● **Your task**: Please print the full listing exactly.

● **Data supplied**:
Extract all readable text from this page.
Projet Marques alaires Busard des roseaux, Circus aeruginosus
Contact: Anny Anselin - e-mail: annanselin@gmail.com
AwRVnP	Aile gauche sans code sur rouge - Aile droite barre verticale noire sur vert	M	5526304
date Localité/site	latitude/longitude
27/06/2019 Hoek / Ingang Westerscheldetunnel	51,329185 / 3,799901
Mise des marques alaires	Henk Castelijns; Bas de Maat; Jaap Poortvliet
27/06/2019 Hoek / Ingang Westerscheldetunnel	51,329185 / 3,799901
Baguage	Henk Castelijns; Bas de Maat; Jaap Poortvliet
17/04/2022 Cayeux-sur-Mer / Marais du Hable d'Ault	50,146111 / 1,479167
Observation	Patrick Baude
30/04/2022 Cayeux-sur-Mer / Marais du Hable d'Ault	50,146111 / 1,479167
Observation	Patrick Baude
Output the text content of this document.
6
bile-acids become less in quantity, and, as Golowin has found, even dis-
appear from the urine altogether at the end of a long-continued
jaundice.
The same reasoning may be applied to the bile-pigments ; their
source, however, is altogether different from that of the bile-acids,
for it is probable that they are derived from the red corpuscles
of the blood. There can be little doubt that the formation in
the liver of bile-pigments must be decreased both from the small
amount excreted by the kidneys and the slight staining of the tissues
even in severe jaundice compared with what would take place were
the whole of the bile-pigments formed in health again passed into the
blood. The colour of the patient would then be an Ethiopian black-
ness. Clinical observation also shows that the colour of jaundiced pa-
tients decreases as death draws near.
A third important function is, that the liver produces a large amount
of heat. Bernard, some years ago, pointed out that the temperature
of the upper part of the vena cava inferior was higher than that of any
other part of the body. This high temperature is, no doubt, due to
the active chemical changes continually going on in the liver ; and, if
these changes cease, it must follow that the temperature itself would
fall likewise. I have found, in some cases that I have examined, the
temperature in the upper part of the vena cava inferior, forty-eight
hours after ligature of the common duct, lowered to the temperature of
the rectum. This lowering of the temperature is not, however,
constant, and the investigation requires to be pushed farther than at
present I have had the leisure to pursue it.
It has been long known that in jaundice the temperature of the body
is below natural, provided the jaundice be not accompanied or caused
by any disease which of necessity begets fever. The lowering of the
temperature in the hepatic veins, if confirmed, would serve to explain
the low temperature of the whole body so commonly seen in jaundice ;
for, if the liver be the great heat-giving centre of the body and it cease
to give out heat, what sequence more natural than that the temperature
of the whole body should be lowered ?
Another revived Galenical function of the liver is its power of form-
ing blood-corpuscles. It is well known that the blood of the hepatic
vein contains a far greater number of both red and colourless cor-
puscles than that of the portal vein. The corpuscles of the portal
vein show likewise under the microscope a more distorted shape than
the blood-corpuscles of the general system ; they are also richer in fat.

● **Output for this task**:
Extract all readable text from this page.
Projet Marques alaires Busard des roseaux, Circus aeruginosus
Contact: Anny Anselin - e-mail: annanselin@gmail.com
AwRVnP	Aile gauche sans code sur rouge - Aile droite barre verticale noire sur vert	M	5526304
date Localité/site	latitude/longitude
27/06/2019 Hoek / Ingang Westerscheldetunnel	51,329185 / 3,799901
Mise des marques alaires	Henk Castelijns; Bas de Maat; Jaap Poortvliet
27/06/2019 Hoek / Ingang Westerscheldetunnel	51,329185 / 3,799901
Baguage	Henk Castelijns; Bas de Maat; Jaap Poortvliet
17/04/2022 Cayeux-sur-Mer / Marais du Hable d'Ault	50,146111 / 1,479167
Observation	Patrick Baude
30/04/2022 Cayeux-sur-Mer / Marais du Hable d'Ault	50,146111 / 1,479167
Observation	Patrick Baude
Output the text content of this document.
6
bile-acids become less in quantity, and, as Golowin has found, even dis-
appear from the urine altogether at the end of a long-continued
jaundice.
The same reasoning may be applied to the bile-pigments ; their
source, however, is altogether different from that of the bile-acids,
for it is probable that they are derived from the red corpuscles
of the blood. There can be little doubt that the formation in
the liver of bile-pigments must be decreased both from the small
amount excreted by the kidneys and the slight staining of the tissues
even in severe jaundice compared with what would take place were
the whole of the bile-pigments formed in health again passed into the
blood. The colour of the patient would then be an Ethiopian black-
ness. Clinical observation also shows that the colour of jaundiced pa-
tients decreases as death draws near.
A third important function is, that the liver produces a large amount
of heat. Bernard, some years ago, pointed out that the temperature
of the upper part of the vena cava inferior was higher than that of any
other part of the body. This high temperature is, no doubt, due to
the active chemical changes continually going on in the liver ; and, if
these changes cease, it must follow that the temperature itself would
fall likewise. I have found, in some cases that I have examined, the
temperature in the upper part of the vena cava inferior, forty-eight
hours after ligature of the common duct, lowered to the temperature of
the rectum. This lowering of the temperature is not, however,
constant, and the investigation requires to be pushed farther than at
present I have had the leisure to pursue it.
It has been long known that in jaundice the temperature of the body
is below natural, provided the jaundice be not accompanied or caused
by any disease which of necessity begets fever. The lowering of the
temperature in the hepatic veins, if confirmed, would serve to explain
the low temperature of the whole body so commonly seen in jaundice ;
for, if the liver be the great heat-giving centre of the body and it cease
to give out heat, what sequence more natural than that the temperature
of the whole body should be lowered ?
Another revived Galenical function of the liver is its power of form-
ing blood-corpuscles. It is well known that the blood of the hepatic
vein contains a far greater number of both red and colourless cor-
puscles than that of the portal vein. The corpuscles of the portal
vein show likewise under the microscope a more distorted shape than
the blood-corpuscles of the general system ; they are also richer in fat.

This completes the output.